═══ Records provided ═══

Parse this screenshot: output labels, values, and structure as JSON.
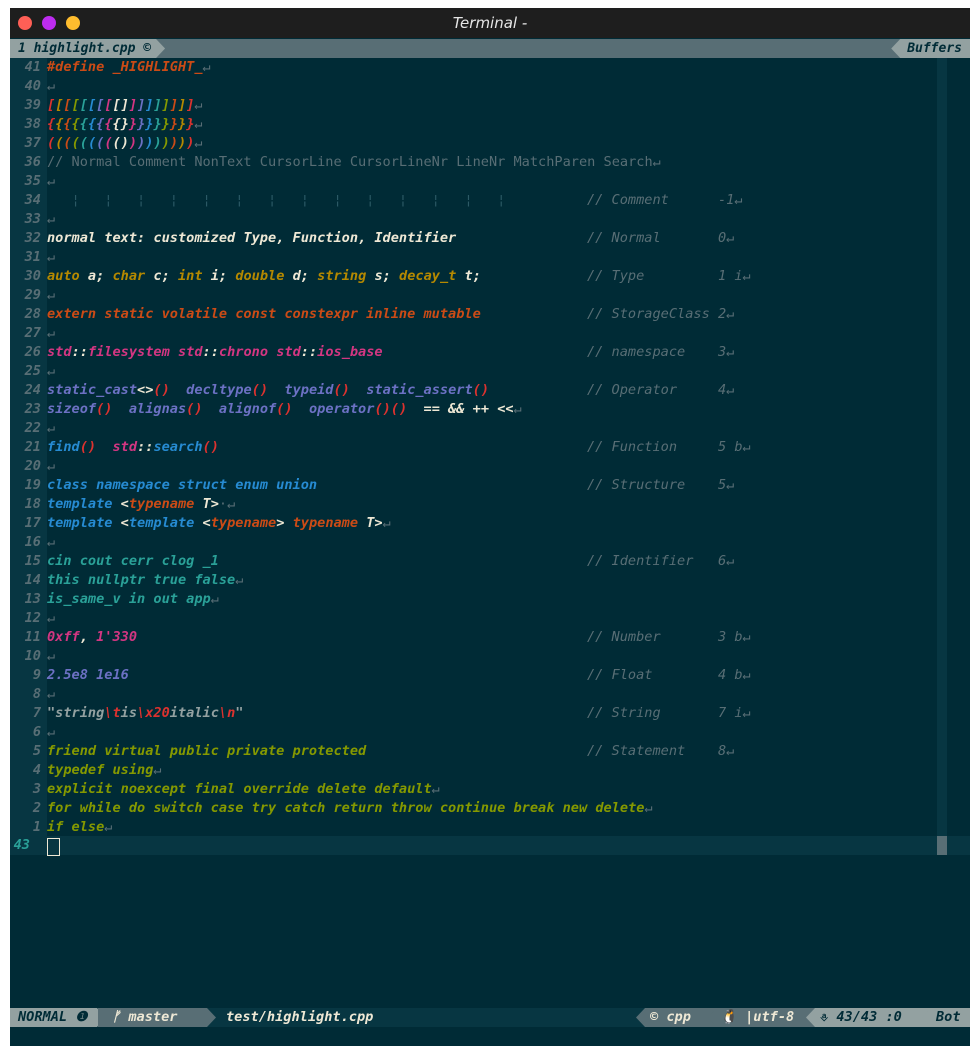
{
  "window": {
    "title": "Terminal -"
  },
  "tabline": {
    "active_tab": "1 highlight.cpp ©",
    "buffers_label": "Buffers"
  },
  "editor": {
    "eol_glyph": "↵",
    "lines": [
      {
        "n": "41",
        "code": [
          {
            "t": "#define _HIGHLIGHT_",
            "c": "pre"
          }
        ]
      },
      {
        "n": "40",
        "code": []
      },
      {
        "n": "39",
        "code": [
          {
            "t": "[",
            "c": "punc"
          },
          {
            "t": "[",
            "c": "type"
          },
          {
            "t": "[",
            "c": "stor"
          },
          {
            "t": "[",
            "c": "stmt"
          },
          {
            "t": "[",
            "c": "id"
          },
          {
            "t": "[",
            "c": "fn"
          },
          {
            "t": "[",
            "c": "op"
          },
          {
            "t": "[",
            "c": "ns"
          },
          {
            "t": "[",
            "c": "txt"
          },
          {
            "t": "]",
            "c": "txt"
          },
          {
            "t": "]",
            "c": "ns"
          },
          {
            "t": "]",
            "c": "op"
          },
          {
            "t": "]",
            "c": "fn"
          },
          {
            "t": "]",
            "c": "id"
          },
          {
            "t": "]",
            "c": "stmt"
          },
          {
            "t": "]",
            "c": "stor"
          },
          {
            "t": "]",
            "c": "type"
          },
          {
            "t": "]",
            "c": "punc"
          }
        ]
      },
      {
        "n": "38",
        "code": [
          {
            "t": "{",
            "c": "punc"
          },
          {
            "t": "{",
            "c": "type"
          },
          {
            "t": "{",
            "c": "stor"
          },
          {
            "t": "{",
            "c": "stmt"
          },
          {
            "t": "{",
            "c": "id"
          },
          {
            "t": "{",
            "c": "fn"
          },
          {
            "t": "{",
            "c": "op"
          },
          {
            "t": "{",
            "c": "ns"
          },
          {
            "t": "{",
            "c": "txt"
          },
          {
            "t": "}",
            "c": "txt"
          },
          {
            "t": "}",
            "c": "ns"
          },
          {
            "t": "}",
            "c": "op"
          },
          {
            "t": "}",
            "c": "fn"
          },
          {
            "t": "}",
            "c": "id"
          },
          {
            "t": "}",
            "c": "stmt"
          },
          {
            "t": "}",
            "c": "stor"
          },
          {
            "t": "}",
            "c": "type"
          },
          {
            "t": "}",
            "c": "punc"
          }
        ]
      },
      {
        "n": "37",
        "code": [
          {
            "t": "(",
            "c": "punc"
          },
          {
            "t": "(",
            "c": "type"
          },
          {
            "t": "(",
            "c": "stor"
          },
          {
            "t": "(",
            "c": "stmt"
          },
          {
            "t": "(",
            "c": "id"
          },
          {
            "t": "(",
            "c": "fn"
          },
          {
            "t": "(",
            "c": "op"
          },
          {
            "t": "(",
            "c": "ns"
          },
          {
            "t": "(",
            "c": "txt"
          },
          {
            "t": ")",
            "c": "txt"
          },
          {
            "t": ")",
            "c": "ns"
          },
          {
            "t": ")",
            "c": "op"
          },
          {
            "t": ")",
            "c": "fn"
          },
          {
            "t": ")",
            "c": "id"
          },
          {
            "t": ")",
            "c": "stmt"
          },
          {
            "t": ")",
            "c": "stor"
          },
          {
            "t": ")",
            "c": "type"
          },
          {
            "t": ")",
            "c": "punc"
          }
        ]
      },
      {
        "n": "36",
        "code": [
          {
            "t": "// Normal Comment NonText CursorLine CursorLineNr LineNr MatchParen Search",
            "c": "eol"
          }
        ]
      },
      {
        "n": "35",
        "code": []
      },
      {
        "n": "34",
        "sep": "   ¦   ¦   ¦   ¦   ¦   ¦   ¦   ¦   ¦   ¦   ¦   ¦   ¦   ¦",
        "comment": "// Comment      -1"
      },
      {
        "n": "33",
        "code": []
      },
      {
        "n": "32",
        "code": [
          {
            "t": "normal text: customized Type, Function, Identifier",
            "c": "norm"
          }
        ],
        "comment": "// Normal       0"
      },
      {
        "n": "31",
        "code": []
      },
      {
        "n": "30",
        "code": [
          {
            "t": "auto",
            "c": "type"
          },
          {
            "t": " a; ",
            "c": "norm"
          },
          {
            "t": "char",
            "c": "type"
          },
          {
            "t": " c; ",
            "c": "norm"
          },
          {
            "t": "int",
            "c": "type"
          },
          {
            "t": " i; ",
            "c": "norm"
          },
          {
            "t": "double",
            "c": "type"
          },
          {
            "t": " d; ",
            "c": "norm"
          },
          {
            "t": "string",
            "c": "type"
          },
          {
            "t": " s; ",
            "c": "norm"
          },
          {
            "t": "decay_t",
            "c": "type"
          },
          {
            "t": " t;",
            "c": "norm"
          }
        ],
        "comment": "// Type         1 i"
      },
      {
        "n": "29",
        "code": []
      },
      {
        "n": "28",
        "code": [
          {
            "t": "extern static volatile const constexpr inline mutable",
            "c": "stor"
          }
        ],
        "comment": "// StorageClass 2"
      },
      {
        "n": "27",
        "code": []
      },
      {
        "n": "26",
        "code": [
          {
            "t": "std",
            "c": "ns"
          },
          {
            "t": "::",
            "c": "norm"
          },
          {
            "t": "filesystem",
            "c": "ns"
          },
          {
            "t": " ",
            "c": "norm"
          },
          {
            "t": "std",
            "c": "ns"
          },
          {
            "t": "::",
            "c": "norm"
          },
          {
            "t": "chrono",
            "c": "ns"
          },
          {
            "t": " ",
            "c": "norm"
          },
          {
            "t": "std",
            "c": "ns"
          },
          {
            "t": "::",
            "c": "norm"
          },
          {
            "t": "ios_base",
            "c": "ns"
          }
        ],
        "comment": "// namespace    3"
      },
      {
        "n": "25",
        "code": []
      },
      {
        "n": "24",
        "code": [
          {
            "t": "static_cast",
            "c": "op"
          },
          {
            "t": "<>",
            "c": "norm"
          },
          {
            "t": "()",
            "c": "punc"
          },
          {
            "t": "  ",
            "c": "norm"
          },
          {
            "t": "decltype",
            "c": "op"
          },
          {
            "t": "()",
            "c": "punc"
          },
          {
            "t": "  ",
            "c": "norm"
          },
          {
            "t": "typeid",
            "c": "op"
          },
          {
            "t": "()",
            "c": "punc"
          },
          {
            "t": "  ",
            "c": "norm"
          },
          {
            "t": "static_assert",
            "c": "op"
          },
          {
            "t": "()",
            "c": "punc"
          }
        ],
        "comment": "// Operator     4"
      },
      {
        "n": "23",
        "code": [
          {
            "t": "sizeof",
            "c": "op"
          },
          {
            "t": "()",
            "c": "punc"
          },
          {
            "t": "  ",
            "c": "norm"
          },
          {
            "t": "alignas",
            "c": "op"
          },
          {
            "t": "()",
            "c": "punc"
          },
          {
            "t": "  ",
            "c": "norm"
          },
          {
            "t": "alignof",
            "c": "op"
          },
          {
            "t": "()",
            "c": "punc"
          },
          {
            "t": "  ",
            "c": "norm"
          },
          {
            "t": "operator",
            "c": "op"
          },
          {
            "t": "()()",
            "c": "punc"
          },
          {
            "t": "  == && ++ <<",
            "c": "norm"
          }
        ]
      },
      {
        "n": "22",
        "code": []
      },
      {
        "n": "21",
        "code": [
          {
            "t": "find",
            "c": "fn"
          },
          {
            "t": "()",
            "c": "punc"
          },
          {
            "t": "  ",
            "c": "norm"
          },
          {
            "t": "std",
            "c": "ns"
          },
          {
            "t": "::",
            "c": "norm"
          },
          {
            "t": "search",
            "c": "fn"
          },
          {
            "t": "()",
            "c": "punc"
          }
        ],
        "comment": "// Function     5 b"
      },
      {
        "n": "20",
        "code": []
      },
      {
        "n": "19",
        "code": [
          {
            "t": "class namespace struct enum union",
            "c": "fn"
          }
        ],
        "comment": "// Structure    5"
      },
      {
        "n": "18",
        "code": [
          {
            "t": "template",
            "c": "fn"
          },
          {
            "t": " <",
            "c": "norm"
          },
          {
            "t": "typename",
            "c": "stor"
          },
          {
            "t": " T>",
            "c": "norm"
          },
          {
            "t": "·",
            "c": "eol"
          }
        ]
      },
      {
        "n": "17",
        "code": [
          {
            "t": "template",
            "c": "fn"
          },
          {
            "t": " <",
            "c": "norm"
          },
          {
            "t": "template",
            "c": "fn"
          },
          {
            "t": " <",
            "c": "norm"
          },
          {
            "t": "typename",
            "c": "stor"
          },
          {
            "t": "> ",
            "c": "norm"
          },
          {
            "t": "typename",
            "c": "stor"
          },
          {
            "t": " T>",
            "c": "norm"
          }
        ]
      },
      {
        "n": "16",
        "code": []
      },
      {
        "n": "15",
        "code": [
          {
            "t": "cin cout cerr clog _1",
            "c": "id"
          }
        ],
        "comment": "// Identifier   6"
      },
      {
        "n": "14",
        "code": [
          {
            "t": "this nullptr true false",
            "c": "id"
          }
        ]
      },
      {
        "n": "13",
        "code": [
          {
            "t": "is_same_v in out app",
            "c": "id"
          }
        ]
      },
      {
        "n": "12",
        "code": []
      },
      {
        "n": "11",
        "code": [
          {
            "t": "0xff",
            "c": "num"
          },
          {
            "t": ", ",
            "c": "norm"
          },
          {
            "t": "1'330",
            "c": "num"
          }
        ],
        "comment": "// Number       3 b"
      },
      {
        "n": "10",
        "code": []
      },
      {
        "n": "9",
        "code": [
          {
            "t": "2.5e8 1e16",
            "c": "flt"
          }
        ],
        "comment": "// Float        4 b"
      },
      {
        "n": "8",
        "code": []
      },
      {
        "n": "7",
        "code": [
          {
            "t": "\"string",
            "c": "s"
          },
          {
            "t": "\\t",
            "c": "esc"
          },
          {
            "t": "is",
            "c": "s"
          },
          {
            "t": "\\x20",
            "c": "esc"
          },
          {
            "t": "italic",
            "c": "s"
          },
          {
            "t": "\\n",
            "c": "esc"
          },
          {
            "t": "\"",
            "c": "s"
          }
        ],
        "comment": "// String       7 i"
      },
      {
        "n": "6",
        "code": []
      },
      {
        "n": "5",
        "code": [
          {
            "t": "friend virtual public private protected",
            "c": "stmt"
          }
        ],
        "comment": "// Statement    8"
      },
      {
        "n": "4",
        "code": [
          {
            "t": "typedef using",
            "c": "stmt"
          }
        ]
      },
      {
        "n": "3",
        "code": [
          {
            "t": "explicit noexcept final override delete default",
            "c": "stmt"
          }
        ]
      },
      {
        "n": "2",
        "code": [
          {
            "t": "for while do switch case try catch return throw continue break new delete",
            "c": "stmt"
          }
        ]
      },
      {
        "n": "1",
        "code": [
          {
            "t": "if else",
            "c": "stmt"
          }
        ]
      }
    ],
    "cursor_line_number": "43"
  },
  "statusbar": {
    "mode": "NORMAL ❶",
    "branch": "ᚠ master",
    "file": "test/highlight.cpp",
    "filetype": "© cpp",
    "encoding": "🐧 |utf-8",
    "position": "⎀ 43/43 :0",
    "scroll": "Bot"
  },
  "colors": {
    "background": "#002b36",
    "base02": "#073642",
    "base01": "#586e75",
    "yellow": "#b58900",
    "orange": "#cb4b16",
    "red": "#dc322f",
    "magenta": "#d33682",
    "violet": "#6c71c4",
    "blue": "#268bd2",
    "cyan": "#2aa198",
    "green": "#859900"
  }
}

═══

Aim:
Collect each line of the entries that has the word "delete", copying it in full.

Answer below:
            "t": "explicit noexcept final override delete default",
            "t": "for while do switch case try catch return throw continue break new delete",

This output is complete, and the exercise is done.